◆ EXERCISE INSTRUCTIONS:
The required answer is the count of lines in the records that contain "external", with no other text.

◆ DATA FOR THIS EXERCISE:
------------------------------
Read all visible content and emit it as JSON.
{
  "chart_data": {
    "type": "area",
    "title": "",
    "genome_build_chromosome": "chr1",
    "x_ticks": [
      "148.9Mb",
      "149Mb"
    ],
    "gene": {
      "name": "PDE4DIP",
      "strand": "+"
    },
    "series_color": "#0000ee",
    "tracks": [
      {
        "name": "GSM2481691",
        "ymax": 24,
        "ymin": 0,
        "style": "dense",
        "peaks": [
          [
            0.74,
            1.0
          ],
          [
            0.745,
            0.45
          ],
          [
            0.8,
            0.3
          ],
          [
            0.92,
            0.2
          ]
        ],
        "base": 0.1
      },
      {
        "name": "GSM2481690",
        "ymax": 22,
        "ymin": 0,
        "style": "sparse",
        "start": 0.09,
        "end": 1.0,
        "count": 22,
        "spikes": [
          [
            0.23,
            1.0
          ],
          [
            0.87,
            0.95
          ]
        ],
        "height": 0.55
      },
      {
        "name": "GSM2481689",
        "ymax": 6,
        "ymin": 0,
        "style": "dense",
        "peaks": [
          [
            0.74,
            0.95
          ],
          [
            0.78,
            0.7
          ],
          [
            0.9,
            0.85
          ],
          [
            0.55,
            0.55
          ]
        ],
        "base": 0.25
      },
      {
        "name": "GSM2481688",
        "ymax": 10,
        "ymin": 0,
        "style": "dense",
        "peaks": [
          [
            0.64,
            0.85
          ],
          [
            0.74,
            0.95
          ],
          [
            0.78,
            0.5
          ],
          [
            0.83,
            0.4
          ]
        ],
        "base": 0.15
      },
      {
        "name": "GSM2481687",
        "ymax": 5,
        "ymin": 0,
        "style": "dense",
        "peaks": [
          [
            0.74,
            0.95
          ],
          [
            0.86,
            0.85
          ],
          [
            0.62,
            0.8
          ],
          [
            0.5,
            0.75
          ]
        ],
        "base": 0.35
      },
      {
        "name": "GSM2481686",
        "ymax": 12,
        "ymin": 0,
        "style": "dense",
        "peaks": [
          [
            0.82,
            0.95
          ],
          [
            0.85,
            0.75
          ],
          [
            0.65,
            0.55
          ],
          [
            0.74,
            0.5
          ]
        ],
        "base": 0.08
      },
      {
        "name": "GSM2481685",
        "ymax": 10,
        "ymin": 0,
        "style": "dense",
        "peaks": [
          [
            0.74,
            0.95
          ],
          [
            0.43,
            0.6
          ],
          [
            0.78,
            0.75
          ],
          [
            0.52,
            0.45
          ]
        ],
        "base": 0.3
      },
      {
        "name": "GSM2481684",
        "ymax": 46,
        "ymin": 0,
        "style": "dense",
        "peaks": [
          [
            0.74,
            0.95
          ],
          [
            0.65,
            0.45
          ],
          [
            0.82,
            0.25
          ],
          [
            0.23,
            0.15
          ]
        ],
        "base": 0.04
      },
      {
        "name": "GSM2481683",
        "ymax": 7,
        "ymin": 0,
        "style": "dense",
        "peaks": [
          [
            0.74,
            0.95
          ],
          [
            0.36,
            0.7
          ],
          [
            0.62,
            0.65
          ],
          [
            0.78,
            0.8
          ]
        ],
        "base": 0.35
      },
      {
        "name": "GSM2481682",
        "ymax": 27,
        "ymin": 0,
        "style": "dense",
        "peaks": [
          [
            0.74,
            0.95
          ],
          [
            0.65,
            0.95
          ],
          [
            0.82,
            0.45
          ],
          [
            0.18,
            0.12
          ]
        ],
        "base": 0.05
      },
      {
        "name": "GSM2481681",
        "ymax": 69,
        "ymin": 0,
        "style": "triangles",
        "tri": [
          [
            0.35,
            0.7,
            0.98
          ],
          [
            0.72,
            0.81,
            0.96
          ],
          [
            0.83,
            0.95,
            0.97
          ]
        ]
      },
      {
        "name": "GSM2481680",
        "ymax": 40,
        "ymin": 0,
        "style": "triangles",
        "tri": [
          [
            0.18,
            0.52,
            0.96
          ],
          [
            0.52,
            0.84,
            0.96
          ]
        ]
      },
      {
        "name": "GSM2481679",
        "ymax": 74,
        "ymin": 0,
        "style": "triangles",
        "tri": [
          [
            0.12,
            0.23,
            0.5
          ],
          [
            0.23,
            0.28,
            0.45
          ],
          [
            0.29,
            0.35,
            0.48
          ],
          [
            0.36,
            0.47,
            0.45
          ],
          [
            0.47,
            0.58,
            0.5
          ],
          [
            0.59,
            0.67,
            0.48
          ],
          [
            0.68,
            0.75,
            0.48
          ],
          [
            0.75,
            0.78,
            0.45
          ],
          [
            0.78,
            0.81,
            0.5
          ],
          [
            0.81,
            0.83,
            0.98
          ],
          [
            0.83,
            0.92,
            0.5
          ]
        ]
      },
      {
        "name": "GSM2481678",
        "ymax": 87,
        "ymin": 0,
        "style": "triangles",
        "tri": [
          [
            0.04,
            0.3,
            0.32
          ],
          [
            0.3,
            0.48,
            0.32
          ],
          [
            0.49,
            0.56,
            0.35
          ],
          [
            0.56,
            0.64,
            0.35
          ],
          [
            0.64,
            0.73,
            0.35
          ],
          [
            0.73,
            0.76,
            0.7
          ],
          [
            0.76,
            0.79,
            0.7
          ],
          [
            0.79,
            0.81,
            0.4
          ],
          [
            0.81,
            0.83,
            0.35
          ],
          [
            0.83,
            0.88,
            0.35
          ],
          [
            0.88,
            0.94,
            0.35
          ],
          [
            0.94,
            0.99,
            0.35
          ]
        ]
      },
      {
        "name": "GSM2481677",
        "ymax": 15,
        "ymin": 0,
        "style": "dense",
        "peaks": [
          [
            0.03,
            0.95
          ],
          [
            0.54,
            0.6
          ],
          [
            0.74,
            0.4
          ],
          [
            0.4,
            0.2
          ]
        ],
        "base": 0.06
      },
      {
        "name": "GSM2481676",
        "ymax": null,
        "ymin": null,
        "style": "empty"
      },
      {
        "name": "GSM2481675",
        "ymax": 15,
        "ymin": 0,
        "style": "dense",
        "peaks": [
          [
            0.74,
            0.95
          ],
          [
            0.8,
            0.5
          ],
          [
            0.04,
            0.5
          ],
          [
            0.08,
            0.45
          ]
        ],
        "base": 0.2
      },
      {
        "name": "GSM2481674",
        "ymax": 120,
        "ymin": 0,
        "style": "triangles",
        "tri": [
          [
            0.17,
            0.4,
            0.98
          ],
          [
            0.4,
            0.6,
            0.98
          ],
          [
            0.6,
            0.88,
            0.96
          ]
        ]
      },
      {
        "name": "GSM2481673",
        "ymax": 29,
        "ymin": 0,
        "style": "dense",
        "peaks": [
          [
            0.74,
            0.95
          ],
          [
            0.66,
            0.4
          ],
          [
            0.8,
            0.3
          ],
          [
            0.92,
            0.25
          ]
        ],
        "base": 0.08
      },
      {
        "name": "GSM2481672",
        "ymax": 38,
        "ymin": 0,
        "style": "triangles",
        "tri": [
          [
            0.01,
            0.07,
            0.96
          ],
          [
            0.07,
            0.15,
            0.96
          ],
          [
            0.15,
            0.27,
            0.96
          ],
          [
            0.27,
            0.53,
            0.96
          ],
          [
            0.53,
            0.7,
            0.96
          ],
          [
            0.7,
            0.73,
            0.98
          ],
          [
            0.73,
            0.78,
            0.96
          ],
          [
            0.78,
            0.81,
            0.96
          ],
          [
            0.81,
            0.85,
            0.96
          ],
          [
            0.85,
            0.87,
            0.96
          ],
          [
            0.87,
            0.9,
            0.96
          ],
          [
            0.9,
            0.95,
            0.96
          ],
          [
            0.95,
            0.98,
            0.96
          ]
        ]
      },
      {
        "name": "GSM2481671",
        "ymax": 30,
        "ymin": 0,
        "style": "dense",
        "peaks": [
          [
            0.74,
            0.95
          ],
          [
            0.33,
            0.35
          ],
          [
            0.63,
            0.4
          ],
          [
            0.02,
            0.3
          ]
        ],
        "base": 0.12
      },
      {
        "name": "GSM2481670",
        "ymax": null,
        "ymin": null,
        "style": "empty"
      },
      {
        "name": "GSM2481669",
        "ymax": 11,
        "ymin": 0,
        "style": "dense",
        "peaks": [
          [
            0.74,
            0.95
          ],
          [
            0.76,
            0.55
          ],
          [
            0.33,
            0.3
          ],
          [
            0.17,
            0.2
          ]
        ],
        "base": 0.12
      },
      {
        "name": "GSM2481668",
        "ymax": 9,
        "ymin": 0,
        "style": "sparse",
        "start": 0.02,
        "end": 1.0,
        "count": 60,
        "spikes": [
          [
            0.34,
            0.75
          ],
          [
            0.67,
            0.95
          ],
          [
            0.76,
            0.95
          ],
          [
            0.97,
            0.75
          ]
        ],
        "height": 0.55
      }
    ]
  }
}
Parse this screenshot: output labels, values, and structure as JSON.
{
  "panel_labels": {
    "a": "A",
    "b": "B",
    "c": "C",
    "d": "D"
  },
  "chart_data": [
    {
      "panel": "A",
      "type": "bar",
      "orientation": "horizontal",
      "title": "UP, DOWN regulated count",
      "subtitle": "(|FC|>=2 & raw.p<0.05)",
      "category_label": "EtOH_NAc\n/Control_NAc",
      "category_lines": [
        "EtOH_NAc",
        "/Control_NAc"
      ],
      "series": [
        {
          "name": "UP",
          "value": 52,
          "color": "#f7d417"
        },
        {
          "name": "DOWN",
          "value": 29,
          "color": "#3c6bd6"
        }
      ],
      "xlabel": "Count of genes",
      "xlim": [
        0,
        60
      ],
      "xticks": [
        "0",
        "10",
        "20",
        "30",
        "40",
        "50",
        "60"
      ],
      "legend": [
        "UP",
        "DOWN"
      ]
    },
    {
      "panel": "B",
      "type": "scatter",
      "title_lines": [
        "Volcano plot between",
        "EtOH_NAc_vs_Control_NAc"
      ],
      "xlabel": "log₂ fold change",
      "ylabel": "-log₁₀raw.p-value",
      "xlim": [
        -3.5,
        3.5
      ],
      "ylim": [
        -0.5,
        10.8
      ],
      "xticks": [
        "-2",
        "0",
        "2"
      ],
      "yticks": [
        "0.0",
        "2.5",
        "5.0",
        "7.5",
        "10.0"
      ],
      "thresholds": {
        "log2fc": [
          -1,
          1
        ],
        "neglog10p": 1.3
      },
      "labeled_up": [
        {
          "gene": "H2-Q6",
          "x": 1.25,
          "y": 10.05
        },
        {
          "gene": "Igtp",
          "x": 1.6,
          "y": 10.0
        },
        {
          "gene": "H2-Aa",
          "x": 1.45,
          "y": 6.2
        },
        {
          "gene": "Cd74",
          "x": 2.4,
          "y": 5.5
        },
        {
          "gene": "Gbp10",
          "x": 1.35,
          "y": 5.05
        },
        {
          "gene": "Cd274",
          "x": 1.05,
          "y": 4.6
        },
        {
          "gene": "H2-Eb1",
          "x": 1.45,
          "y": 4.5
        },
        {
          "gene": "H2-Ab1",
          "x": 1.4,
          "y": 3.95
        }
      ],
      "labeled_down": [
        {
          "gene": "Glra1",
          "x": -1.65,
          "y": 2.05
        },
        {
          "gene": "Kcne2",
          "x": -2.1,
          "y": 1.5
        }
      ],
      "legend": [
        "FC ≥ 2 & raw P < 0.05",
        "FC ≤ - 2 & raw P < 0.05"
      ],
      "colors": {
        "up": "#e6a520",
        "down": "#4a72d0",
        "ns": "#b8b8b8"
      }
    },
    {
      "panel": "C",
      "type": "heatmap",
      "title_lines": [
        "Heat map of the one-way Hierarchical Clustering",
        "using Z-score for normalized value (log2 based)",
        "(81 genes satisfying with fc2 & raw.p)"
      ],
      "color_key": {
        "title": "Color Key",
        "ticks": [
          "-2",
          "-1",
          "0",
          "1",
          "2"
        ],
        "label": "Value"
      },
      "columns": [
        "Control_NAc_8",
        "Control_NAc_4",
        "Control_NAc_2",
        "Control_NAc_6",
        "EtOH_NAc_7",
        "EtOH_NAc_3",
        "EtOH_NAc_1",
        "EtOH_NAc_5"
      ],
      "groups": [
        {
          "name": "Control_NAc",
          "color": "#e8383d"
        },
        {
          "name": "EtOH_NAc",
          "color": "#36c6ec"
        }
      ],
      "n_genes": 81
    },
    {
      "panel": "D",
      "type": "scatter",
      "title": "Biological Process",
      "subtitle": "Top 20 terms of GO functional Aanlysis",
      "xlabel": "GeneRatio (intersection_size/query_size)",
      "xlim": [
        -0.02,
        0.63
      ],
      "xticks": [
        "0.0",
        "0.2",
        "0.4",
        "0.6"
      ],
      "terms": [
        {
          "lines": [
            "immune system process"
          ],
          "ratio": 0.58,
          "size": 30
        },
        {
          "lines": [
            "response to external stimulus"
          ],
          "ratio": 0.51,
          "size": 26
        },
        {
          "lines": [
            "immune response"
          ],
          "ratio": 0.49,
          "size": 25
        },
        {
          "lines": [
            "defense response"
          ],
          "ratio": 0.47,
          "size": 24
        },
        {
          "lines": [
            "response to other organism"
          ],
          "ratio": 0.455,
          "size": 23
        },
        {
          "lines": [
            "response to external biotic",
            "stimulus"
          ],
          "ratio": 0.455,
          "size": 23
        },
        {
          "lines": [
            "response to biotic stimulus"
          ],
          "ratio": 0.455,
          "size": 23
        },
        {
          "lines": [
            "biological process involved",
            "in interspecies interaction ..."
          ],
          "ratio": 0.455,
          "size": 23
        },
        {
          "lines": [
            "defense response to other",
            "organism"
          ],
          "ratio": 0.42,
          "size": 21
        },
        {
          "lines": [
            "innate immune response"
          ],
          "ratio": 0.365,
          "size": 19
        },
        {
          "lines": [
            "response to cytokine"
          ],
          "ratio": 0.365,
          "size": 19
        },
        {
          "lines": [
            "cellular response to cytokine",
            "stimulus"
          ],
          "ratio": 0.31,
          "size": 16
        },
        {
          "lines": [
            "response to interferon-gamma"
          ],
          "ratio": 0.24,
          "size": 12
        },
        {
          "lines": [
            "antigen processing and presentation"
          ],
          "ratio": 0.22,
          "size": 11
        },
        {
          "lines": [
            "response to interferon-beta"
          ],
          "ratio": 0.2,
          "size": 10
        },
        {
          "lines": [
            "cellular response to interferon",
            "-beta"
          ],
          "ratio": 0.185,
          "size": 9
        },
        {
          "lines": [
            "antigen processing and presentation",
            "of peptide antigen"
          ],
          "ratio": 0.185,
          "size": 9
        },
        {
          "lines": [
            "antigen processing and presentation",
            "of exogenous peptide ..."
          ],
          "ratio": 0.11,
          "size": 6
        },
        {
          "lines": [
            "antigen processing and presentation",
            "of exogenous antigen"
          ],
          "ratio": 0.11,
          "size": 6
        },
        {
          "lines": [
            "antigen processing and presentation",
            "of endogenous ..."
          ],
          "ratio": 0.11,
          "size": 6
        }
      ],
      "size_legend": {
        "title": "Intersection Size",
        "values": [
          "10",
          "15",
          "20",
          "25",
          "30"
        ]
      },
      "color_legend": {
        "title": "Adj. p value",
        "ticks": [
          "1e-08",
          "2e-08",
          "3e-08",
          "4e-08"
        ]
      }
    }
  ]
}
------------------------------
◆ YOUR SOLUTION:
2